▶ _DIRECTIVE_: Extract all lines that hold "Power" from the records below.

▶ _RECORDS_:
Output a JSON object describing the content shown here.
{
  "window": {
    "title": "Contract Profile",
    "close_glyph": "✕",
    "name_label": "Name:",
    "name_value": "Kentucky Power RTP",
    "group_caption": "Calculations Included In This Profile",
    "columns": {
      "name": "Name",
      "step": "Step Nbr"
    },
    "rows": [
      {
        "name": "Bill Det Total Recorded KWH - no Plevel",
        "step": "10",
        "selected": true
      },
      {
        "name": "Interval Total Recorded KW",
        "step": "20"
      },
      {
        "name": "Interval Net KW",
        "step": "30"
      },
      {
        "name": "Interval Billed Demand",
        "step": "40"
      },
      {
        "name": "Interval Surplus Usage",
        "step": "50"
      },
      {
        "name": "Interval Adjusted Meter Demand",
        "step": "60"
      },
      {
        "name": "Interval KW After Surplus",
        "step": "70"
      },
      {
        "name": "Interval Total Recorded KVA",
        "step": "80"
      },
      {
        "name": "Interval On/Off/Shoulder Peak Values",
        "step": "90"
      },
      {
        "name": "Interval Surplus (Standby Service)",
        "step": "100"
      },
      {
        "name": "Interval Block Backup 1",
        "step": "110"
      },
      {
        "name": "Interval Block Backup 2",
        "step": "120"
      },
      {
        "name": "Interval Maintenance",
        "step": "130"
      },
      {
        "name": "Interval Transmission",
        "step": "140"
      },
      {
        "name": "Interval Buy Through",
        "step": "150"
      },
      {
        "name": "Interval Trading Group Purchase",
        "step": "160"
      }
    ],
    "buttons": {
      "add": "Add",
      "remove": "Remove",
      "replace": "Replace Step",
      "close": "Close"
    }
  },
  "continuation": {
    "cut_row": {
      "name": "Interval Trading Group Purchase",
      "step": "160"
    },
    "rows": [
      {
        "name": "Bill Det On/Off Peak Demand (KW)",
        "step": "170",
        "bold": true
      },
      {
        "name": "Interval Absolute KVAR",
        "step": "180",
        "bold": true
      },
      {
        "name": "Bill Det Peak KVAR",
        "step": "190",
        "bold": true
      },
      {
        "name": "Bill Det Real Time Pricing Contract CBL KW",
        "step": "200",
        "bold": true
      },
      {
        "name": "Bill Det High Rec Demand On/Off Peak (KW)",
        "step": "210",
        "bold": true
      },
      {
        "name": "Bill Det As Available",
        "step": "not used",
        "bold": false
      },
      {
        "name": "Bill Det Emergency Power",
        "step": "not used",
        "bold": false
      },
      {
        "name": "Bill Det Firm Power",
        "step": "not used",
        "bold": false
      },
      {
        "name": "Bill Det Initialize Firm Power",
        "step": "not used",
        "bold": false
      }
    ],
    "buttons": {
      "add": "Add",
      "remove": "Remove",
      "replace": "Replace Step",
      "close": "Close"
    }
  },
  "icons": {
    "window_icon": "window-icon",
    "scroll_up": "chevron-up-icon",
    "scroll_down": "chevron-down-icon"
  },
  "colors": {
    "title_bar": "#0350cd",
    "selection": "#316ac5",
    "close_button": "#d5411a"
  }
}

▶ _ANSWER_:
    "name_value": "Kentucky Power RTP",
        "name": "Bill Det Emergency Power",
        "name": "Bill Det Firm Power",
        "name": "Bill Det Initialize Firm Power",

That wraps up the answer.